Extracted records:
-=-=-

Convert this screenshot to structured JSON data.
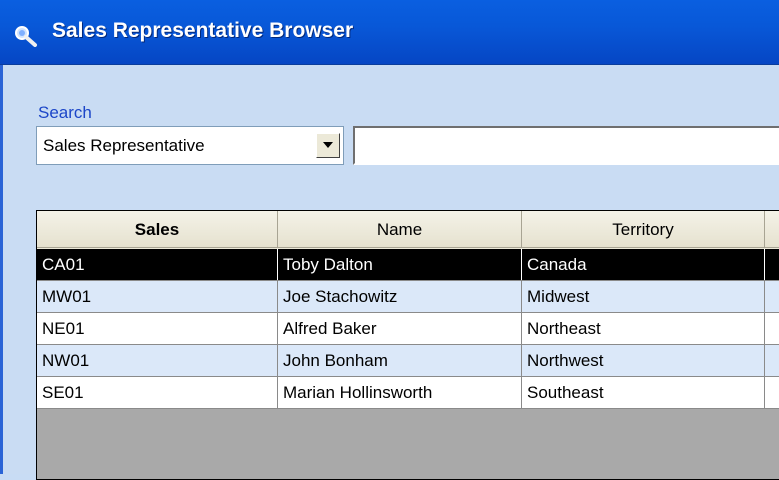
{
  "window": {
    "title": "Sales Representative Browser",
    "icon": "magnifier-icon"
  },
  "search": {
    "label": "Search",
    "field_selected": "Sales Representative",
    "query_value": ""
  },
  "table": {
    "columns": [
      "Sales",
      "Name",
      "Territory"
    ],
    "rows": [
      {
        "sales": "CA01",
        "name": "Toby Dalton",
        "territory": "Canada",
        "selected": true
      },
      {
        "sales": "MW01",
        "name": "Joe Stachowitz",
        "territory": "Midwest"
      },
      {
        "sales": "NE01",
        "name": "Alfred Baker",
        "territory": "Northeast"
      },
      {
        "sales": "NW01",
        "name": "John Bonham",
        "territory": "Northwest"
      },
      {
        "sales": "SE01",
        "name": "Marian Hollinsworth",
        "territory": "Southeast"
      }
    ]
  },
  "colors": {
    "titlebar": "#0858d8",
    "window_bg": "#c9dcf3",
    "selected_row": "#000000",
    "alt_row": "#dbe8f9",
    "grid_empty": "#a9a9a9"
  }
}
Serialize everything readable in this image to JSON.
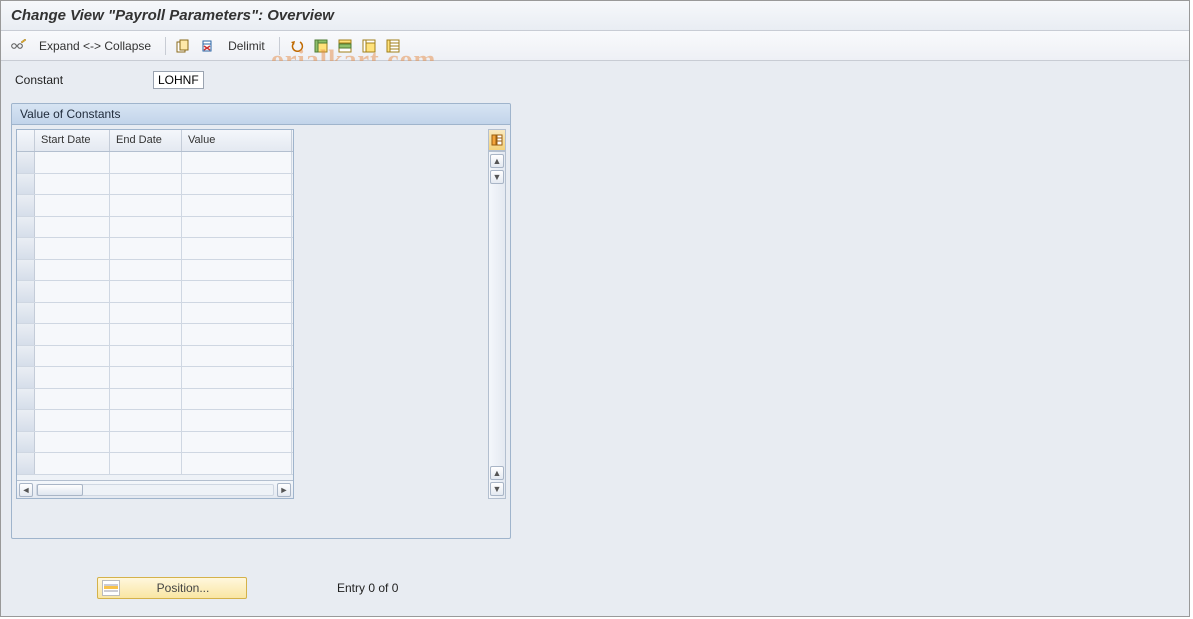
{
  "title": "Change View \"Payroll Parameters\": Overview",
  "toolbar": {
    "expand_collapse_label": "Expand <-> Collapse",
    "delimit_label": "Delimit"
  },
  "icons": {
    "glasses_pencil": "glasses-pencil-icon",
    "copy": "copy-icon",
    "delete": "delete-icon",
    "undo": "undo-icon",
    "select_all": "select-all-icon",
    "select_block": "select-block-icon",
    "deselect_all": "deselect-all-icon",
    "config": "config-icon",
    "table_settings": "table-settings-icon",
    "position": "position-icon"
  },
  "constant": {
    "label": "Constant",
    "value": "LOHNF"
  },
  "panel": {
    "title": "Value of Constants",
    "columns": {
      "start_date": "Start Date",
      "end_date": "End Date",
      "value": "Value"
    }
  },
  "footer": {
    "position_label": "Position...",
    "entry_text": "Entry 0 of 0"
  },
  "watermark": "orialkart.com"
}
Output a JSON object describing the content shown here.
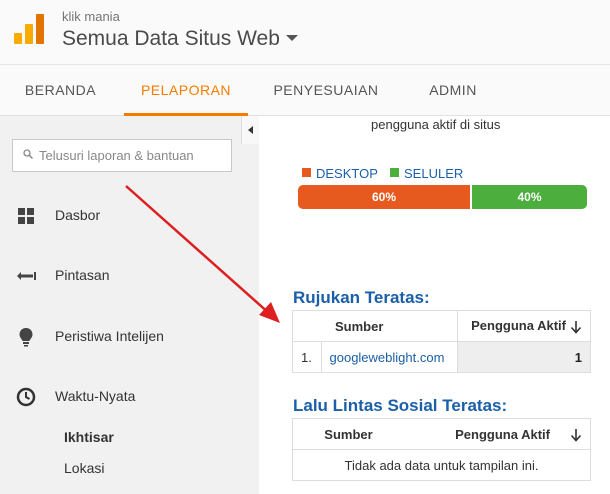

-=-=-

» WHAT IS BEING ASKED
Give solely the number of lines in the data that contain the string "table".

» OUTPUT FOR THIS EXERCISE
2